■ RECORDS SHOWN:
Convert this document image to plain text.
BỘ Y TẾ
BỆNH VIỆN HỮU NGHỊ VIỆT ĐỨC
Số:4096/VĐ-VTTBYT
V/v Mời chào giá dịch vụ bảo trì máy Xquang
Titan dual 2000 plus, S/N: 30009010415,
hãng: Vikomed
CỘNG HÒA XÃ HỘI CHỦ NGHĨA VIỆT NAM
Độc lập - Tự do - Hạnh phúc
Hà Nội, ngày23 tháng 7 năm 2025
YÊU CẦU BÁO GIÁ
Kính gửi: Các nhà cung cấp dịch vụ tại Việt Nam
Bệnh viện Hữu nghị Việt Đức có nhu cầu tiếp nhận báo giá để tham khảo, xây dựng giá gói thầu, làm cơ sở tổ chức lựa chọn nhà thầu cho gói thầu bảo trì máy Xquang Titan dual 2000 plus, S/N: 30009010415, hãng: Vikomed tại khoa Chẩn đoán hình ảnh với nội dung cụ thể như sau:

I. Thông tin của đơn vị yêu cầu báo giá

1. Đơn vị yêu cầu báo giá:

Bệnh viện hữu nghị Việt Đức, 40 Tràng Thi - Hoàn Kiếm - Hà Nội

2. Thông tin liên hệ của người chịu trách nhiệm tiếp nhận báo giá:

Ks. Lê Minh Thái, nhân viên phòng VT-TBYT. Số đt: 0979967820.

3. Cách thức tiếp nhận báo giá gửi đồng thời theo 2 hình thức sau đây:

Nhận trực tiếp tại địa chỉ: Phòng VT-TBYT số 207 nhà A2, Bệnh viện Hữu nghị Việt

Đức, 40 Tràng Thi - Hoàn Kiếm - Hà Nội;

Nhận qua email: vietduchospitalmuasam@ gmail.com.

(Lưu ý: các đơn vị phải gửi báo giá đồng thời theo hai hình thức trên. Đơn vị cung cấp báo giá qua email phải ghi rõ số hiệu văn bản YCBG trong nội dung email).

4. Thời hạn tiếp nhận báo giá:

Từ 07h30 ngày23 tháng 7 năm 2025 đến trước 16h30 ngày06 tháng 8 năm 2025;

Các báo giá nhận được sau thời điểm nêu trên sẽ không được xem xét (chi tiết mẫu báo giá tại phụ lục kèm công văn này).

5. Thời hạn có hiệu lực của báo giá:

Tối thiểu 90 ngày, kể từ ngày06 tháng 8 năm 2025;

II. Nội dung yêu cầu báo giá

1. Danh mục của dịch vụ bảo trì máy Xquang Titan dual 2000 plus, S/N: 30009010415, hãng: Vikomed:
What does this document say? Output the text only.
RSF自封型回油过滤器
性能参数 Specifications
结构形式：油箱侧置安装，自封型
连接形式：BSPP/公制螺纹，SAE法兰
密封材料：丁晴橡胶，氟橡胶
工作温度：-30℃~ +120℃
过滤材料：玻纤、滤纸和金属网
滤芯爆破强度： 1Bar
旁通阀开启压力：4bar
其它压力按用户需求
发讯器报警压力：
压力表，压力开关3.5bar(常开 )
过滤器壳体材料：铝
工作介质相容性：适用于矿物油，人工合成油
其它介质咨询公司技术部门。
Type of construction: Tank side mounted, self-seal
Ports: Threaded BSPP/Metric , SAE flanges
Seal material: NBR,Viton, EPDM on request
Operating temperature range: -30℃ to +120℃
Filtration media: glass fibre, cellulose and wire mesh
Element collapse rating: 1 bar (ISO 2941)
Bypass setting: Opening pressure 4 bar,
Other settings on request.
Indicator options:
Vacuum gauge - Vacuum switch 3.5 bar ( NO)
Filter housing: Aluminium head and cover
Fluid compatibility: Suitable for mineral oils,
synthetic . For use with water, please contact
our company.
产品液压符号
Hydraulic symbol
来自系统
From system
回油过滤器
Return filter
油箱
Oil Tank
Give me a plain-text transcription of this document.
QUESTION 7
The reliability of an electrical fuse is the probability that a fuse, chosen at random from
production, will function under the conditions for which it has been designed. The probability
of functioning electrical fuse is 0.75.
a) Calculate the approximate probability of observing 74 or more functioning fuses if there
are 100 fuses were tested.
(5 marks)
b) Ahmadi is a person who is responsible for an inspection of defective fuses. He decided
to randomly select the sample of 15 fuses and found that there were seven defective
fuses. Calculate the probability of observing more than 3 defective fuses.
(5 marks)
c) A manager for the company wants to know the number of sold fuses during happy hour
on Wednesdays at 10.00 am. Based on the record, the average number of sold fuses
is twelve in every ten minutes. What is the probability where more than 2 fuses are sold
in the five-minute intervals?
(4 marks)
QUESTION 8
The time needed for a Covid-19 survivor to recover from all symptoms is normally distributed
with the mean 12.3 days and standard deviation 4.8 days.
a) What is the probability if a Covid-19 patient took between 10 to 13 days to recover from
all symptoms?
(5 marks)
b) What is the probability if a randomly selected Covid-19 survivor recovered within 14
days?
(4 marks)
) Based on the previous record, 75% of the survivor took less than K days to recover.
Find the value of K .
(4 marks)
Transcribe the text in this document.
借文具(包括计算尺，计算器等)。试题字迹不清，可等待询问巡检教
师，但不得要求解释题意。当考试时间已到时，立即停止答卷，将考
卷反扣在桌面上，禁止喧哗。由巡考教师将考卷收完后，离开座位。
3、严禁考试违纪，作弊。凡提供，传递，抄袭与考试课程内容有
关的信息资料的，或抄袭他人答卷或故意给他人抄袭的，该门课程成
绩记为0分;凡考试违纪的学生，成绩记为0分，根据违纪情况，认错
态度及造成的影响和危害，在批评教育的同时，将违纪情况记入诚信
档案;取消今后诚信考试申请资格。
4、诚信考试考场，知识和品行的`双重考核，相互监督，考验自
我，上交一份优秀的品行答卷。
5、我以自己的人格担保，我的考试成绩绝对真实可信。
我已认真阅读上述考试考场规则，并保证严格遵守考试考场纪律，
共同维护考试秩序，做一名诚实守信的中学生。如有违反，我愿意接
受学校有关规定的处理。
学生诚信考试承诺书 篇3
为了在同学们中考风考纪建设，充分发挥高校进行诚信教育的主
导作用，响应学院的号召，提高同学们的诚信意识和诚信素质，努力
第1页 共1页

■ INSTRUCTIONS FOR THE TASK:
Each line in the listing above either holds the string "Hoàn" or does not; state how many do, giving the number only.

■ FINAL RESULT:
2